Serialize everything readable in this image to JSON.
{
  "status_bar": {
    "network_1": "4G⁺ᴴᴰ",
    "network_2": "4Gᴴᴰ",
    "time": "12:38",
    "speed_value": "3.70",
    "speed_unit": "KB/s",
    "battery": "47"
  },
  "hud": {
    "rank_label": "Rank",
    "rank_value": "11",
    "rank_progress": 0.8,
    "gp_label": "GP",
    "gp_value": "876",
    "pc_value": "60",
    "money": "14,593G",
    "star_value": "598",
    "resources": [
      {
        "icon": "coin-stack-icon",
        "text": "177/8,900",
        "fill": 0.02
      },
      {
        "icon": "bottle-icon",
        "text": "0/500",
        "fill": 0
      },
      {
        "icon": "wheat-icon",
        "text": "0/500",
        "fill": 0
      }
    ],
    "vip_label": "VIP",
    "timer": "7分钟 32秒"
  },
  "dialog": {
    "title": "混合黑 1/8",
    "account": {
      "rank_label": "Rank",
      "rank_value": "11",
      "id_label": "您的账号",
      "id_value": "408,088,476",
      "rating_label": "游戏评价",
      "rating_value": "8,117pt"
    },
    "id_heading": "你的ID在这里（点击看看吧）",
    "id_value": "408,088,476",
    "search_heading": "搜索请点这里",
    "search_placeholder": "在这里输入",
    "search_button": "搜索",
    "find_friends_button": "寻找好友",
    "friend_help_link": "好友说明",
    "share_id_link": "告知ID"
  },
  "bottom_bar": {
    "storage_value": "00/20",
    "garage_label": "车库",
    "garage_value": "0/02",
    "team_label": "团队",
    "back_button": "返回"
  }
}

## DIRECTIONS
Retype all of the material, keeping each line exact.

## SOLUTION
Serialize everything readable in this image to JSON.
{
  "status_bar": {
    "network_1": "4G⁺ᴴᴰ",
    "network_2": "4Gᴴᴰ",
    "time": "12:38",
    "speed_value": "3.70",
    "speed_unit": "KB/s",
    "battery": "47"
  },
  "hud": {
    "rank_label": "Rank",
    "rank_value": "11",
    "rank_progress": 0.8,
    "gp_label": "GP",
    "gp_value": "876",
    "pc_value": "60",
    "money": "14,593G",
    "star_value": "598",
    "resources": [
      {
        "icon": "coin-stack-icon",
        "text": "177/8,900",
        "fill": 0.02
      },
      {
        "icon": "bottle-icon",
        "text": "0/500",
        "fill": 0
      },
      {
        "icon": "wheat-icon",
        "text": "0/500",
        "fill": 0
      }
    ],
    "vip_label": "VIP",
    "timer": "7分钟 32秒"
  },
  "dialog": {
    "title": "混合黑 1/8",
    "account": {
      "rank_label": "Rank",
      "rank_value": "11",
      "id_label": "您的账号",
      "id_value": "408,088,476",
      "rating_label": "游戏评价",
      "rating_value": "8,117pt"
    },
    "id_heading": "你的ID在这里（点击看看吧）",
    "id_value": "408,088,476",
    "search_heading": "搜索请点这里",
    "search_placeholder": "在这里输入",
    "search_button": "搜索",
    "find_friends_button": "寻找好友",
    "friend_help_link": "好友说明",
    "share_id_link": "告知ID"
  },
  "bottom_bar": {
    "storage_value": "00/20",
    "garage_label": "车库",
    "garage_value": "0/02",
    "team_label": "团队",
    "back_button": "返回"
  }
}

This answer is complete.